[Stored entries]
# # # # # # #

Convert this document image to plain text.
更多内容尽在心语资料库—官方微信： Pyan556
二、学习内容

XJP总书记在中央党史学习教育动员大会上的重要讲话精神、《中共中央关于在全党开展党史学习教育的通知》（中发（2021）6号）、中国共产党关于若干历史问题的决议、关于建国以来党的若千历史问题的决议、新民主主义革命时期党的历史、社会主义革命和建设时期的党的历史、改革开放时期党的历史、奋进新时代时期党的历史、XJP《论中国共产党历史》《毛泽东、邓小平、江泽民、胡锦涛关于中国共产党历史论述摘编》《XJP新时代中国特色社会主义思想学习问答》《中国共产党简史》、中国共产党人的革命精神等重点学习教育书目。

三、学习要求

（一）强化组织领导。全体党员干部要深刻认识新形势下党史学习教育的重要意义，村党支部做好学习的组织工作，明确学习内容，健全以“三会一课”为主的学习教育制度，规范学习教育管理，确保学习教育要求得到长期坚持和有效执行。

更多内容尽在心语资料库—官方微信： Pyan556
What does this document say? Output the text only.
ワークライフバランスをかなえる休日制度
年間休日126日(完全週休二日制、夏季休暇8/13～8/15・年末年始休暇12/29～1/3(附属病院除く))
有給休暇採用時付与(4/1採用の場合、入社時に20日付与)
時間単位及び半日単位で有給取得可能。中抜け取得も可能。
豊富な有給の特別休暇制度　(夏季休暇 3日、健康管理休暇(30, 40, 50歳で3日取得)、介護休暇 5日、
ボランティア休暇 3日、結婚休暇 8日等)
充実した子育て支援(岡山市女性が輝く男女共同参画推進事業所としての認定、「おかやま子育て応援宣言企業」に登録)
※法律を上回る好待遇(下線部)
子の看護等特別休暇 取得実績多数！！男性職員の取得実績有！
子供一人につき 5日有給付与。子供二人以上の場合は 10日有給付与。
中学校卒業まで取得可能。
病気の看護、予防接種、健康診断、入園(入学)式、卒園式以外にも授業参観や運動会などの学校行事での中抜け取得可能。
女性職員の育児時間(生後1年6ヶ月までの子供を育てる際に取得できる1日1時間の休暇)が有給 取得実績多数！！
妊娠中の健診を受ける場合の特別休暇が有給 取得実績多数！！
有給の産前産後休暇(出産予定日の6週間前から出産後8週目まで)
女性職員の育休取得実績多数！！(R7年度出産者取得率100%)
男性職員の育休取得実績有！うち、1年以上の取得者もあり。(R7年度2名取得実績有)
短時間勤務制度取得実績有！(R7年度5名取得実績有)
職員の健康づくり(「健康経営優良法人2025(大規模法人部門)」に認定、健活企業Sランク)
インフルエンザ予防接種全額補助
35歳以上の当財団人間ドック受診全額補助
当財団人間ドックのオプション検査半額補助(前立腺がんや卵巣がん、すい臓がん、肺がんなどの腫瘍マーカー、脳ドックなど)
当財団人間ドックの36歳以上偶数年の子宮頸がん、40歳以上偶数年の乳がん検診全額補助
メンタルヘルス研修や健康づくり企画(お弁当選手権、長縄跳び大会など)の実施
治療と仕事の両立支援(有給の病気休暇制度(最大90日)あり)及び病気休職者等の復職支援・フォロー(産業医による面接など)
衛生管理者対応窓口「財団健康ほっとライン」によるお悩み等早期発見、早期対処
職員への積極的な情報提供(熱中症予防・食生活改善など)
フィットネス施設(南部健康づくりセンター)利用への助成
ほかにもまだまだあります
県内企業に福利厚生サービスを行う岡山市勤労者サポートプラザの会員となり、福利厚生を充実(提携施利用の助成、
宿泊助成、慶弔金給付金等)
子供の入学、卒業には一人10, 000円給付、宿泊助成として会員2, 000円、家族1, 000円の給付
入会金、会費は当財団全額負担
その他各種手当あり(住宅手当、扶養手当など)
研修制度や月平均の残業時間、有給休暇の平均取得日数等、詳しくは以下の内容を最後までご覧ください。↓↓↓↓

# # # # # # #

Task ▸
Copy all the records above exactly, missing none.

Exercise result ▸
Convert this document image to plain text.
更多内容尽在心语资料库—官方微信： Pyan556
二、学习内容

XJP总书记在中央党史学习教育动员大会上的重要讲话精神、《中共中央关于在全党开展党史学习教育的通知》（中发（2021）6号）、中国共产党关于若干历史问题的决议、关于建国以来党的若千历史问题的决议、新民主主义革命时期党的历史、社会主义革命和建设时期的党的历史、改革开放时期党的历史、奋进新时代时期党的历史、XJP《论中国共产党历史》《毛泽东、邓小平、江泽民、胡锦涛关于中国共产党历史论述摘编》《XJP新时代中国特色社会主义思想学习问答》《中国共产党简史》、中国共产党人的革命精神等重点学习教育书目。

三、学习要求

（一）强化组织领导。全体党员干部要深刻认识新形势下党史学习教育的重要意义，村党支部做好学习的组织工作，明确学习内容，健全以“三会一课”为主的学习教育制度，规范学习教育管理，确保学习教育要求得到长期坚持和有效执行。

更多内容尽在心语资料库—官方微信： Pyan556
What does this document say? Output the text only.
ワークライフバランスをかなえる休日制度
年間休日126日(完全週休二日制、夏季休暇8/13～8/15・年末年始休暇12/29～1/3(附属病院除く))
有給休暇採用時付与(4/1採用の場合、入社時に20日付与)
時間単位及び半日単位で有給取得可能。中抜け取得も可能。
豊富な有給の特別休暇制度　(夏季休暇 3日、健康管理休暇(30, 40, 50歳で3日取得)、介護休暇 5日、
ボランティア休暇 3日、結婚休暇 8日等)
充実した子育て支援(岡山市女性が輝く男女共同参画推進事業所としての認定、「おかやま子育て応援宣言企業」に登録)
※法律を上回る好待遇(下線部)
子の看護等特別休暇 取得実績多数！！男性職員の取得実績有！
子供一人につき 5日有給付与。子供二人以上の場合は 10日有給付与。
中学校卒業まで取得可能。
病気の看護、予防接種、健康診断、入園(入学)式、卒園式以外にも授業参観や運動会などの学校行事での中抜け取得可能。
女性職員の育児時間(生後1年6ヶ月までの子供を育てる際に取得できる1日1時間の休暇)が有給 取得実績多数！！
妊娠中の健診を受ける場合の特別休暇が有給 取得実績多数！！
有給の産前産後休暇(出産予定日の6週間前から出産後8週目まで)
女性職員の育休取得実績多数！！(R7年度出産者取得率100%)
男性職員の育休取得実績有！うち、1年以上の取得者もあり。(R7年度2名取得実績有)
短時間勤務制度取得実績有！(R7年度5名取得実績有)
職員の健康づくり(「健康経営優良法人2025(大規模法人部門)」に認定、健活企業Sランク)
インフルエンザ予防接種全額補助
35歳以上の当財団人間ドック受診全額補助
当財団人間ドックのオプション検査半額補助(前立腺がんや卵巣がん、すい臓がん、肺がんなどの腫瘍マーカー、脳ドックなど)
当財団人間ドックの36歳以上偶数年の子宮頸がん、40歳以上偶数年の乳がん検診全額補助
メンタルヘルス研修や健康づくり企画(お弁当選手権、長縄跳び大会など)の実施
治療と仕事の両立支援(有給の病気休暇制度(最大90日)あり)及び病気休職者等の復職支援・フォロー(産業医による面接など)
衛生管理者対応窓口「財団健康ほっとライン」によるお悩み等早期発見、早期対処
職員への積極的な情報提供(熱中症予防・食生活改善など)
フィットネス施設(南部健康づくりセンター)利用への助成
ほかにもまだまだあります
県内企業に福利厚生サービスを行う岡山市勤労者サポートプラザの会員となり、福利厚生を充実(提携施利用の助成、
宿泊助成、慶弔金給付金等)
子供の入学、卒業には一人10, 000円給付、宿泊助成として会員2, 000円、家族1, 000円の給付
入会金、会費は当財団全額負担
その他各種手当あり(住宅手当、扶養手当など)
研修制度や月平均の残業時間、有給休暇の平均取得日数等、詳しくは以下の内容を最後までご覧ください。↓↓↓↓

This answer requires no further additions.